Rewrite the entries below, putting "category-link" wherever "ranking-link" occurs and leaving every other character as it is.
## Begin Task input
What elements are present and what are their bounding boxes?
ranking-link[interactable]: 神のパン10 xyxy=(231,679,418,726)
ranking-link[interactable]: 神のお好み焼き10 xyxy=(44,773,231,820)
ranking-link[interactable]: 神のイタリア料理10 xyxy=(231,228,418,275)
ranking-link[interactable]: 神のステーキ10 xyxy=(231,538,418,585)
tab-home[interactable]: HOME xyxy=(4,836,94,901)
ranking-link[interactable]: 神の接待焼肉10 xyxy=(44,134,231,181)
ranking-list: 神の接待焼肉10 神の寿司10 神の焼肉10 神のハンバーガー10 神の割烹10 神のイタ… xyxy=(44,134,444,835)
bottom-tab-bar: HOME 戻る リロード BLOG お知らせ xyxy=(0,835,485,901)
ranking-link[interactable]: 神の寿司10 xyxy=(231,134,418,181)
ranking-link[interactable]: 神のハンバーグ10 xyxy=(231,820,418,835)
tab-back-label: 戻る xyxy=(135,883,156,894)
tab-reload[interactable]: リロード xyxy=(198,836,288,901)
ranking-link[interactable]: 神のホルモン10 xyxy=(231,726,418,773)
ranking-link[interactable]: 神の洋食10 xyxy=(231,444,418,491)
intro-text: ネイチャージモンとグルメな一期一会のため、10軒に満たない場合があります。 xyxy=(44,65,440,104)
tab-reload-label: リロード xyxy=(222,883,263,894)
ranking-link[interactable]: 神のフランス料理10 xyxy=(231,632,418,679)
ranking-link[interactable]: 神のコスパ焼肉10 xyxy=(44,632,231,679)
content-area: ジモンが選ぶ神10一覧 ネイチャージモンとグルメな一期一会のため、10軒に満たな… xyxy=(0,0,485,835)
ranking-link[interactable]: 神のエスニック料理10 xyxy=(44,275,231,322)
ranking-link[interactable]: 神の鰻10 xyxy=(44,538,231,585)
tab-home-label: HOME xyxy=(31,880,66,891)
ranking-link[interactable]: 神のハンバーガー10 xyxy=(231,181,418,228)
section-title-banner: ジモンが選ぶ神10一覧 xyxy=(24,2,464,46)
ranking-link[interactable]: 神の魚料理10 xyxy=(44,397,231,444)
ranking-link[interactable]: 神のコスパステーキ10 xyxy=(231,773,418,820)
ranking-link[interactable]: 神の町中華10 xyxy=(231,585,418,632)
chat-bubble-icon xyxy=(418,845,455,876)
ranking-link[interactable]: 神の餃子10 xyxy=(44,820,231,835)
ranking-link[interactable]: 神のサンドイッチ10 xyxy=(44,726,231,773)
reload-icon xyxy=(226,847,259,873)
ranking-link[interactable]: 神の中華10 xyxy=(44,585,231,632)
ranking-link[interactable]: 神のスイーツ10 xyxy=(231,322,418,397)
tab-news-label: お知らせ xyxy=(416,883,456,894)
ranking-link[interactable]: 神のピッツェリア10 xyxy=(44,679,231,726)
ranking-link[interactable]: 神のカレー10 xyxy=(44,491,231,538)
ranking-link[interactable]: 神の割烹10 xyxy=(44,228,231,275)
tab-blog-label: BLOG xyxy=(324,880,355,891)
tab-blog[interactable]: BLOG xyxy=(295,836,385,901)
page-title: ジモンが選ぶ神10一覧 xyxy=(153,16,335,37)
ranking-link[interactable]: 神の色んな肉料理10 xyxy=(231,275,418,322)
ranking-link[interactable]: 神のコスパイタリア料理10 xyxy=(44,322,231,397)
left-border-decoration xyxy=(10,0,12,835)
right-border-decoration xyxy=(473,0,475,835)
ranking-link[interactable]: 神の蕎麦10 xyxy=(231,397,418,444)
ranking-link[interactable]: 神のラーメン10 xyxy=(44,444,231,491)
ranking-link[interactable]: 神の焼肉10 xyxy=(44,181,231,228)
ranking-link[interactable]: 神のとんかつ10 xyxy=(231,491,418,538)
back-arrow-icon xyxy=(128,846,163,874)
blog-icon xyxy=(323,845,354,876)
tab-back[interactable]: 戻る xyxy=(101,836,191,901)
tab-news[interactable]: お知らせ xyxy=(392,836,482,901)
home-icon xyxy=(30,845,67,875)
## End Task input
* [Worked answer]:
What elements are present and what are their bounding boxes?
category-link[interactable]: 神のパン10 xyxy=(231,679,418,726)
category-link[interactable]: 神のお好み焼き10 xyxy=(44,773,231,820)
category-link[interactable]: 神のイタリア料理10 xyxy=(231,228,418,275)
category-link[interactable]: 神のステーキ10 xyxy=(231,538,418,585)
tab-home[interactable]: HOME xyxy=(4,836,94,901)
category-link[interactable]: 神の接待焼肉10 xyxy=(44,134,231,181)
ranking-list: 神の接待焼肉10 神の寿司10 神の焼肉10 神のハンバーガー10 神の割烹10 神のイタ… xyxy=(44,134,444,835)
bottom-tab-bar: HOME 戻る リロード BLOG お知らせ xyxy=(0,835,485,901)
category-link[interactable]: 神の寿司10 xyxy=(231,134,418,181)
category-link[interactable]: 神のハンバーグ10 xyxy=(231,820,418,835)
tab-back-label: 戻る xyxy=(135,883,156,894)
tab-reload[interactable]: リロード xyxy=(198,836,288,901)
category-link[interactable]: 神のホルモン10 xyxy=(231,726,418,773)
category-link[interactable]: 神の洋食10 xyxy=(231,444,418,491)
intro-text: ネイチャージモンとグルメな一期一会のため、10軒に満たない場合があります。 xyxy=(44,65,440,104)
tab-reload-label: リロード xyxy=(222,883,263,894)
category-link[interactable]: 神のフランス料理10 xyxy=(231,632,418,679)
category-link[interactable]: 神のコスパ焼肉10 xyxy=(44,632,231,679)
content-area: ジモンが選ぶ神10一覧 ネイチャージモンとグルメな一期一会のため、10軒に満たな… xyxy=(0,0,485,835)
category-link[interactable]: 神のエスニック料理10 xyxy=(44,275,231,322)
category-link[interactable]: 神の鰻10 xyxy=(44,538,231,585)
tab-home-label: HOME xyxy=(31,880,66,891)
category-link[interactable]: 神のハンバーガー10 xyxy=(231,181,418,228)
section-title-banner: ジモンが選ぶ神10一覧 xyxy=(24,2,464,46)
category-link[interactable]: 神の魚料理10 xyxy=(44,397,231,444)
category-link[interactable]: 神のコスパステーキ10 xyxy=(231,773,418,820)
category-link[interactable]: 神の町中華10 xyxy=(231,585,418,632)
chat-bubble-icon xyxy=(418,845,455,876)
category-link[interactable]: 神の餃子10 xyxy=(44,820,231,835)
category-link[interactable]: 神のサンドイッチ10 xyxy=(44,726,231,773)
reload-icon xyxy=(226,847,259,873)
category-link[interactable]: 神の中華10 xyxy=(44,585,231,632)
category-link[interactable]: 神のスイーツ10 xyxy=(231,322,418,397)
tab-news-label: お知らせ xyxy=(416,883,456,894)
category-link[interactable]: 神のピッツェリア10 xyxy=(44,679,231,726)
category-link[interactable]: 神のカレー10 xyxy=(44,491,231,538)
category-link[interactable]: 神の割烹10 xyxy=(44,228,231,275)
tab-blog-label: BLOG xyxy=(324,880,355,891)
tab-blog[interactable]: BLOG xyxy=(295,836,385,901)
page-title: ジモンが選ぶ神10一覧 xyxy=(153,16,335,37)
category-link[interactable]: 神の色んな肉料理10 xyxy=(231,275,418,322)
category-link[interactable]: 神のコスパイタリア料理10 xyxy=(44,322,231,397)
left-border-decoration xyxy=(10,0,12,835)
right-border-decoration xyxy=(473,0,475,835)
category-link[interactable]: 神の蕎麦10 xyxy=(231,397,418,444)
category-link[interactable]: 神のラーメン10 xyxy=(44,444,231,491)
category-link[interactable]: 神の焼肉10 xyxy=(44,181,231,228)
category-link[interactable]: 神のとんかつ10 xyxy=(231,491,418,538)
back-arrow-icon xyxy=(128,846,163,874)
blog-icon xyxy=(323,845,354,876)
tab-back[interactable]: 戻る xyxy=(101,836,191,901)
tab-news[interactable]: お知らせ xyxy=(392,836,482,901)
home-icon xyxy=(30,845,67,875)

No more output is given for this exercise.